Records shown:
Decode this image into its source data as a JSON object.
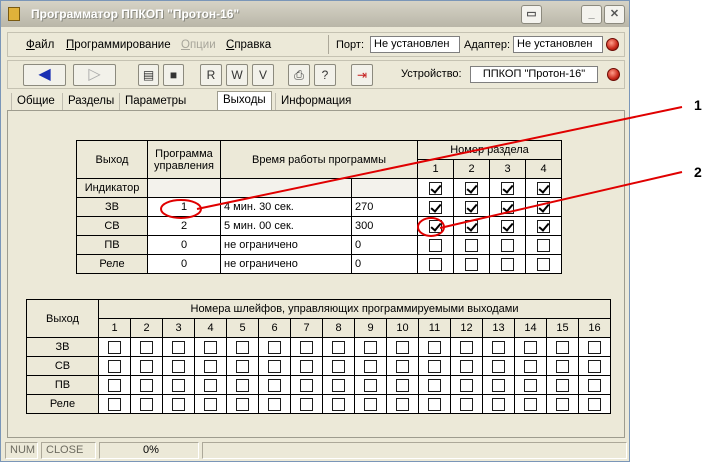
{
  "window": {
    "title": "Программатор ППКОП \"Протон-16\""
  },
  "menu": [
    {
      "label": "Файл",
      "ul": "Ф",
      "rest": "айл",
      "disabled": false
    },
    {
      "label": "Программирование",
      "ul": "П",
      "rest": "рограммирование",
      "disabled": false
    },
    {
      "label": "Опции",
      "ul": "О",
      "rest": "пции",
      "disabled": true
    },
    {
      "label": "Справка",
      "ul": "С",
      "rest": "правка",
      "disabled": false
    }
  ],
  "port": {
    "label": "Порт:",
    "value": "Не установлен"
  },
  "adapter": {
    "label": "Адаптер:",
    "value": "Не установлен"
  },
  "device": {
    "label": "Устройство:",
    "value": "ППКОП \"Протон-16\""
  },
  "toolbar_icons": [
    "back-arrow-icon",
    "forward-arrow-icon",
    "open-folder-icon",
    "save-disk-icon",
    "read-device-icon",
    "write-device-icon",
    "verify-device-icon",
    "print-icon",
    "help-icon",
    "exit-icon"
  ],
  "tabs": [
    "Общие",
    "Разделы",
    "Параметры ШС",
    "Выходы",
    "Информация"
  ],
  "active_tab": "Выходы",
  "outputs_table": {
    "headers": {
      "output": "Выход",
      "program": "Программа управления",
      "program_l1": "Программа",
      "program_l2": "управления",
      "time": "Время работы программы",
      "section": "Номер раздела",
      "section_numbers": [
        "1",
        "2",
        "3",
        "4"
      ]
    },
    "rows": [
      {
        "name": "Индикатор",
        "program": "",
        "time_text": "",
        "time_value": "",
        "sections": [
          true,
          true,
          true,
          true
        ]
      },
      {
        "name": "ЗВ",
        "program": "1",
        "time_text": "4 мин. 30 сек.",
        "time_value": "270",
        "sections": [
          true,
          true,
          true,
          true
        ]
      },
      {
        "name": "СВ",
        "program": "2",
        "time_text": "5 мин. 00 сек.",
        "time_value": "300",
        "sections": [
          true,
          true,
          true,
          true
        ]
      },
      {
        "name": "ПВ",
        "program": "0",
        "time_text": "не ограничено",
        "time_value": "0",
        "sections": [
          false,
          false,
          false,
          false
        ]
      },
      {
        "name": "Реле",
        "program": "0",
        "time_text": "не ограничено",
        "time_value": "0",
        "sections": [
          false,
          false,
          false,
          false
        ]
      }
    ]
  },
  "loops_table": {
    "header_output": "Выход",
    "header_loops": "Номера шлейфов, управляющих программируемыми выходами",
    "loop_numbers": [
      "1",
      "2",
      "3",
      "4",
      "5",
      "6",
      "7",
      "8",
      "9",
      "10",
      "11",
      "12",
      "13",
      "14",
      "15",
      "16"
    ],
    "rows": [
      "ЗВ",
      "СВ",
      "ПВ",
      "Реле"
    ]
  },
  "annotations": [
    "1",
    "2"
  ],
  "annotation_color": "#e00000",
  "statusbar": {
    "num": "NUM",
    "close": "CLOSE",
    "progress": "0%"
  }
}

Written problem: Counting only lines of the data above that hold "Протон", report the total and nothing else.

Exercise solution: 2